Stored data entries —
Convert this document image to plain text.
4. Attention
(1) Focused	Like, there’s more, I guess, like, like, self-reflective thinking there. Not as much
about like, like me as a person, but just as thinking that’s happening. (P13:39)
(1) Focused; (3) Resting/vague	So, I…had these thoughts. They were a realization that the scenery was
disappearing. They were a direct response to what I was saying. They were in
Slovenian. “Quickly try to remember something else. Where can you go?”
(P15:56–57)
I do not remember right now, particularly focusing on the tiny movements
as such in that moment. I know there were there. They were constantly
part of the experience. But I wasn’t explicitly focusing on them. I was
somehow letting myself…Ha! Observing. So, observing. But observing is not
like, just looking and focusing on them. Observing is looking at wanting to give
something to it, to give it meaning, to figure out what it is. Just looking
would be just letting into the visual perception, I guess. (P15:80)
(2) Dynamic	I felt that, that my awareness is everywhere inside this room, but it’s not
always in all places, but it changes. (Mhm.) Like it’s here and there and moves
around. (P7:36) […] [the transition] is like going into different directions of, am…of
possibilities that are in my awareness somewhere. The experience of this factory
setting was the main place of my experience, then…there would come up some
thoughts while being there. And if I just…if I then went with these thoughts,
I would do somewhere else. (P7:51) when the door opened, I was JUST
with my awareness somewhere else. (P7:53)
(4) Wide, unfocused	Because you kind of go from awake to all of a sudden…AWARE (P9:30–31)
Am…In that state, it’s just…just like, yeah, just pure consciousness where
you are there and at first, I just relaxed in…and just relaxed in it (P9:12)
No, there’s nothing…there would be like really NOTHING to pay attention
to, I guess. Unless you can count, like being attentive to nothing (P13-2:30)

To do — Go through the records and print each one exactly.

Expected output —
Convert this document image to plain text.
4. Attention
(1) Focused	Like, there’s more, I guess, like, like, self-reflective thinking there. Not as much
about like, like me as a person, but just as thinking that’s happening. (P13:39)
(1) Focused; (3) Resting/vague	So, I…had these thoughts. They were a realization that the scenery was
disappearing. They were a direct response to what I was saying. They were in
Slovenian. “Quickly try to remember something else. Where can you go?”
(P15:56–57)
I do not remember right now, particularly focusing on the tiny movements
as such in that moment. I know there were there. They were constantly
part of the experience. But I wasn’t explicitly focusing on them. I was
somehow letting myself…Ha! Observing. So, observing. But observing is not
like, just looking and focusing on them. Observing is looking at wanting to give
something to it, to give it meaning, to figure out what it is. Just looking
would be just letting into the visual perception, I guess. (P15:80)
(2) Dynamic	I felt that, that my awareness is everywhere inside this room, but it’s not
always in all places, but it changes. (Mhm.) Like it’s here and there and moves
around. (P7:36) […] [the transition] is like going into different directions of, am…of
possibilities that are in my awareness somewhere. The experience of this factory
setting was the main place of my experience, then…there would come up some
thoughts while being there. And if I just…if I then went with these thoughts,
I would do somewhere else. (P7:51) when the door opened, I was JUST
with my awareness somewhere else. (P7:53)
(4) Wide, unfocused	Because you kind of go from awake to all of a sudden…AWARE (P9:30–31)
Am…In that state, it’s just…just like, yeah, just pure consciousness where
you are there and at first, I just relaxed in…and just relaxed in it (P9:12)
No, there’s nothing…there would be like really NOTHING to pay attention
to, I guess. Unless you can count, like being attentive to nothing (P13-2:30)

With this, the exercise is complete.